Write only the number of lines holding the string "that".

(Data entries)
= = = = =

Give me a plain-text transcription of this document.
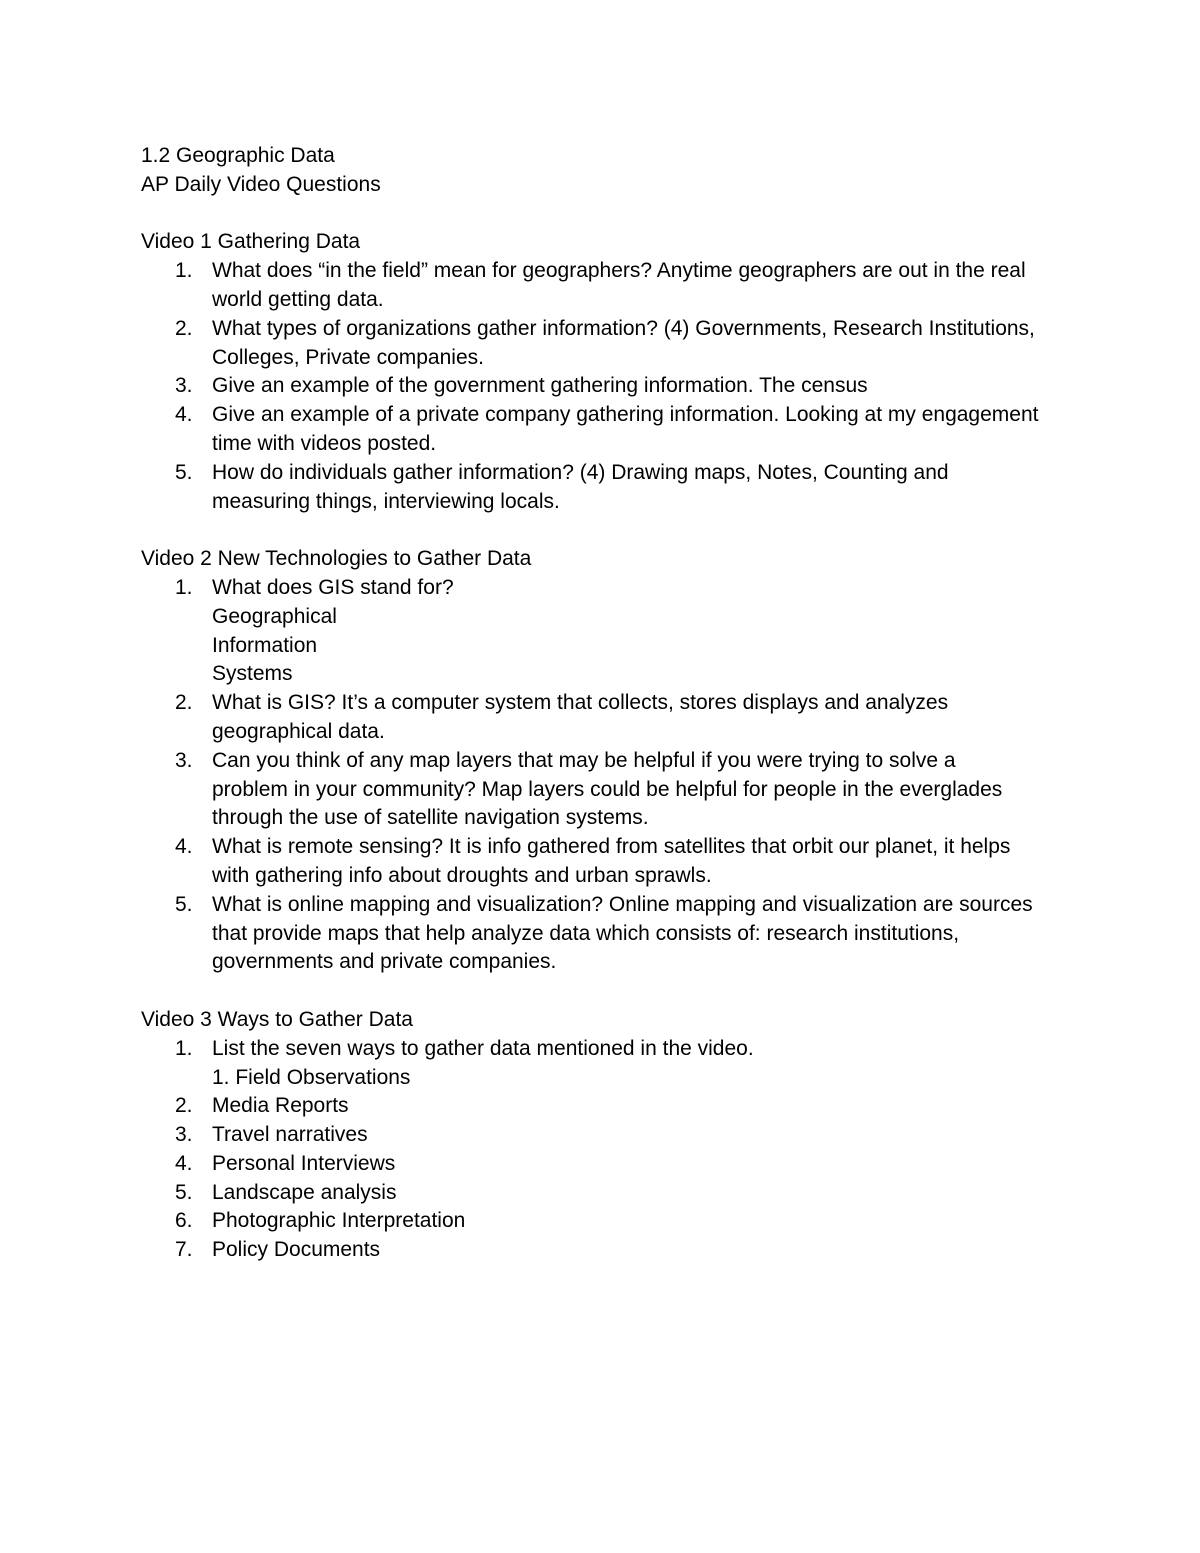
1.2 Geographic Data

AP Daily Video Questions

Video 1 Gathering Data

1. What does “in the field” mean for geographers? Anytime geographers are out in the real
world getting data.
2. What types of organizations gather information? (4) Governments, Research Institutions,
Colleges, Private companies.
3. Give an example of the government gathering information. The census
4. Give an example of a private company gathering information. Looking at my engagement
time with videos posted.
5. How do individuals gather information? (4) Drawing maps, Notes, Counting and
measuring things, interviewing locals.

Video 2 New Technologies to Gather Data

1. What does GIS stand for?
Geographical
Information
Systems
2. What is GIS? It’s a computer system that collects, stores displays and analyzes
geographical data.
3. Can you think of any map layers that may be helpful if you were trying to solve a
problem in your community? Map layers could be helpful for people in the everglades
through the use of satellite navigation systems.
4. What is remote sensing? It is info gathered from satellites that orbit our planet, it helps
with gathering info about droughts and urban sprawls.
5. What is online mapping and visualization? Online mapping and visualization are sources
that provide maps that help analyze data which consists of: research institutions,
governments and private companies.

Video 3 Ways to Gather Data

1. List the seven ways to gather data mentioned in the video.
1. Field Observations
2. Media Reports
3. Travel narratives
4. Personal Interviews
5. Landscape analysis
6. Photographic Interpretation
7. Policy Documents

= = = = =

Result for this exercise → 4